(Entries with figure data)

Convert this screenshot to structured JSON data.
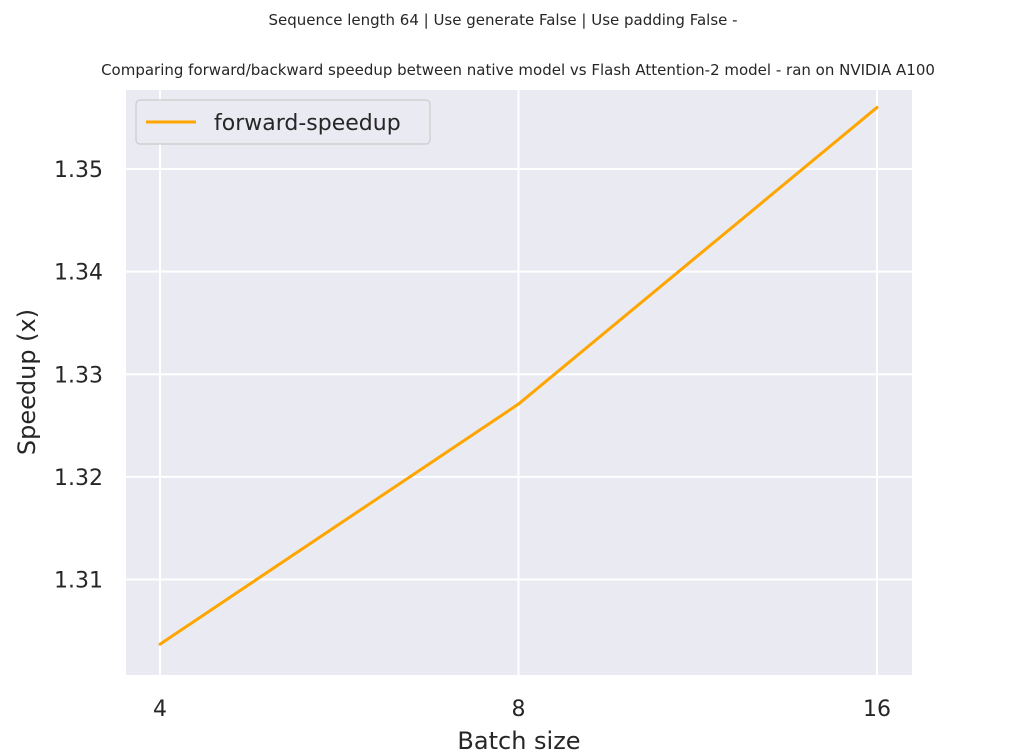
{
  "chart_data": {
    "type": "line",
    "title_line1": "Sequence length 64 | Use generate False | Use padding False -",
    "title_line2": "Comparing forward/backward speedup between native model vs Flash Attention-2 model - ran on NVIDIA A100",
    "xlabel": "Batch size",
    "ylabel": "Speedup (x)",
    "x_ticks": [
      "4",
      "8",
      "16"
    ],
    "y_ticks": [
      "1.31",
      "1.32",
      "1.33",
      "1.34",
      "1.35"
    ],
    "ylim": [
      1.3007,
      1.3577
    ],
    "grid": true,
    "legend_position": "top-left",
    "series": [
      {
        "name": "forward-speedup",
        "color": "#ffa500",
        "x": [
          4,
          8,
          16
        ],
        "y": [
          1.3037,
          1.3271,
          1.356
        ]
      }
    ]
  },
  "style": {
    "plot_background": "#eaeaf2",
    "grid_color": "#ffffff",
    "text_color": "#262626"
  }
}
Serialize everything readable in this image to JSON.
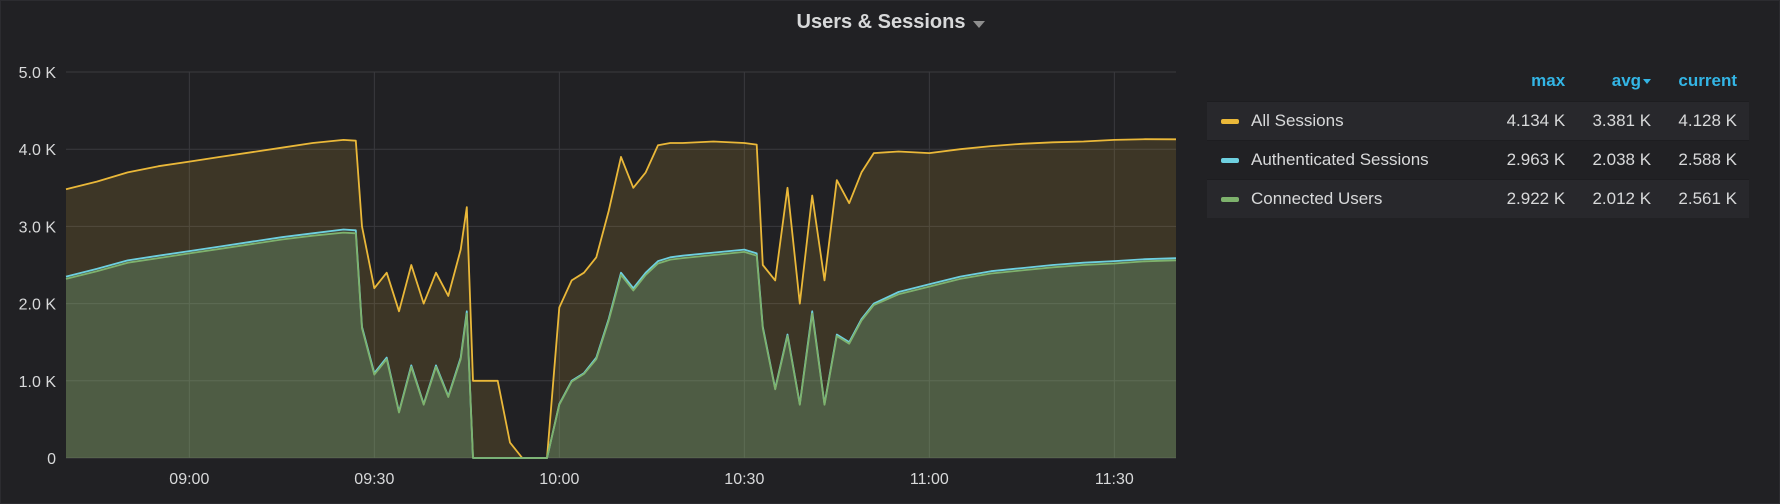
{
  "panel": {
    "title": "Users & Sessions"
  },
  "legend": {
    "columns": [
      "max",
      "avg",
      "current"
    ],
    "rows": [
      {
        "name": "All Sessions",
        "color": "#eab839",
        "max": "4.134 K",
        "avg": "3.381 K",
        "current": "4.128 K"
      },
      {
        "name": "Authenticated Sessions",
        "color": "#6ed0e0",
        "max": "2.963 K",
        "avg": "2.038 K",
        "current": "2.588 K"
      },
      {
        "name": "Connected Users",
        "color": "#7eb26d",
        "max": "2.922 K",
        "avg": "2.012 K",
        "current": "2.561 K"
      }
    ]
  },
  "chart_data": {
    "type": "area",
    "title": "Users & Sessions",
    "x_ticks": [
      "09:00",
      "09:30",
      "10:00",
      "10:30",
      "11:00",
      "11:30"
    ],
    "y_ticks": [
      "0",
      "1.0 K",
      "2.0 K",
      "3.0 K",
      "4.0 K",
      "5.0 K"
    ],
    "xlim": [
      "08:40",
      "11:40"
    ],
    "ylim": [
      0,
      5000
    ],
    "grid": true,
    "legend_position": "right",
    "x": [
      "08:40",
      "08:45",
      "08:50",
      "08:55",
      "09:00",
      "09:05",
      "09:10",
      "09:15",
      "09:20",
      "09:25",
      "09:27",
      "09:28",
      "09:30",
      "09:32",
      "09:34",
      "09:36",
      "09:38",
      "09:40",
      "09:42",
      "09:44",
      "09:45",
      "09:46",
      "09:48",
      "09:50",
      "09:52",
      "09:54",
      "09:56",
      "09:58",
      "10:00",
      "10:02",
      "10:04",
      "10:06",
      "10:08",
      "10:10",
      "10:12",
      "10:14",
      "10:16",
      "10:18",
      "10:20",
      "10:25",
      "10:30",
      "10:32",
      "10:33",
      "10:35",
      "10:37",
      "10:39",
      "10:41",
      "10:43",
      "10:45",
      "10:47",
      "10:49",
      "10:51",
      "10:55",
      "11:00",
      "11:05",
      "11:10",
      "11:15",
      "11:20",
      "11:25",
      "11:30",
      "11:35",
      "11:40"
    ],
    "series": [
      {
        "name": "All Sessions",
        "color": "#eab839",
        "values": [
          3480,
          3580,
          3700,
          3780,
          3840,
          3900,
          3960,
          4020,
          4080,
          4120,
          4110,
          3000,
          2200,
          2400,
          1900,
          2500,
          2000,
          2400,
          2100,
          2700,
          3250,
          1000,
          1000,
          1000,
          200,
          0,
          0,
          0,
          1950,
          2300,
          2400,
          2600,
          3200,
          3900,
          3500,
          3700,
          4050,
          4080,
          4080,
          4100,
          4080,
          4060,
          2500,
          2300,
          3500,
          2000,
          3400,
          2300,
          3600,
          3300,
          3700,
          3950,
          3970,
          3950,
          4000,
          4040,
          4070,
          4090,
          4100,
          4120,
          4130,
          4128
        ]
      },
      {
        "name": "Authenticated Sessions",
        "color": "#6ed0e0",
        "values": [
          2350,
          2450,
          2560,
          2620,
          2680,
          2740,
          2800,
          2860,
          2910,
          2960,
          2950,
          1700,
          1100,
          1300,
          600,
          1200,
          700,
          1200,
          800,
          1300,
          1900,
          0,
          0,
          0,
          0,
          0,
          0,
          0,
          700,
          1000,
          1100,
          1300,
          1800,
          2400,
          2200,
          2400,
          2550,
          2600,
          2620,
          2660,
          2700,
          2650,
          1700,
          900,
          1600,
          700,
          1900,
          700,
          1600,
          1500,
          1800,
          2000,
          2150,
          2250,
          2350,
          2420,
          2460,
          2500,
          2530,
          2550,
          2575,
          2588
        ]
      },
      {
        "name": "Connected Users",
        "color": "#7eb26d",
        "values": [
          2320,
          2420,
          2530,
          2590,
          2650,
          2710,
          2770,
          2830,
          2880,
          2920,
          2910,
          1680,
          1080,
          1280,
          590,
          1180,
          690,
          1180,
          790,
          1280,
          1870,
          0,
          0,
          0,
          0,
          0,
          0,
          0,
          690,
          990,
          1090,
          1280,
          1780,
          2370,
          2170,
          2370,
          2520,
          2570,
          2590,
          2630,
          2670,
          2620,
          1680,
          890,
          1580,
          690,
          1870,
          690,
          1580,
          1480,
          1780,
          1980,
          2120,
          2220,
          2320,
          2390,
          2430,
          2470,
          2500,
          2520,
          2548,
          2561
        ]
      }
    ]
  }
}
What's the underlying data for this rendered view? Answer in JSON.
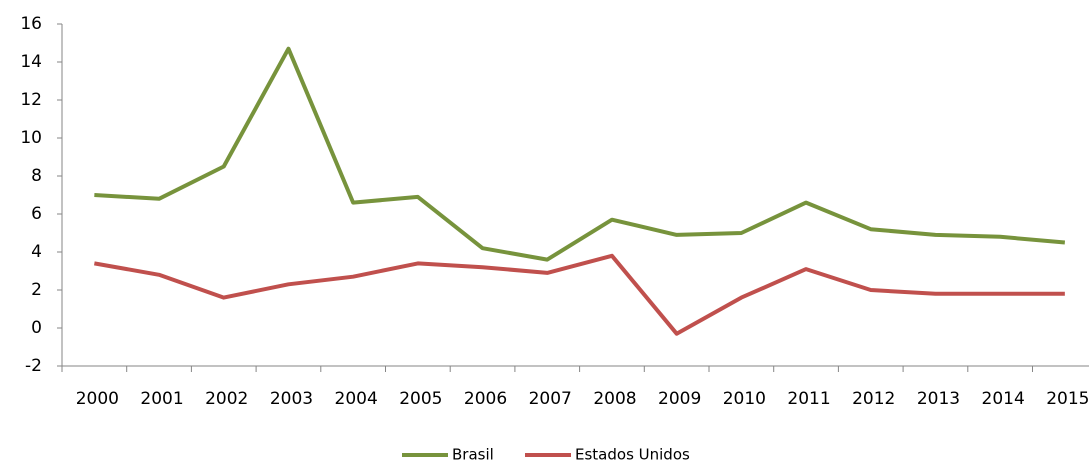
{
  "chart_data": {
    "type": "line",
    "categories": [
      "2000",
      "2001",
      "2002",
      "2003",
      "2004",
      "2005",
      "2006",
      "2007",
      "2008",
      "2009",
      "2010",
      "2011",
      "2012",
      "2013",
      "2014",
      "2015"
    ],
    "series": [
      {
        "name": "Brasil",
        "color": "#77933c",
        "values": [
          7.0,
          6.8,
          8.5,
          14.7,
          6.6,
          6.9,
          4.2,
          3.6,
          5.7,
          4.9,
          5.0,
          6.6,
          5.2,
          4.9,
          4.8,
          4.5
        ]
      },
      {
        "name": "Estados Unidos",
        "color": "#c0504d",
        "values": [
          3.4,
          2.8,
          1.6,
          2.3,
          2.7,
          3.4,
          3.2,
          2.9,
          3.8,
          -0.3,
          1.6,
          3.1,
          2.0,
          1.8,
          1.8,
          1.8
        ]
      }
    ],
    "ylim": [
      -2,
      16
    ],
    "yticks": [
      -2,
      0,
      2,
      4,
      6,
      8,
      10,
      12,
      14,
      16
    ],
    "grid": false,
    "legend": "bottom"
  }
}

What you will do:
Calculate how many lines of the material include the string "current", and state that number by itself.

The answer:
4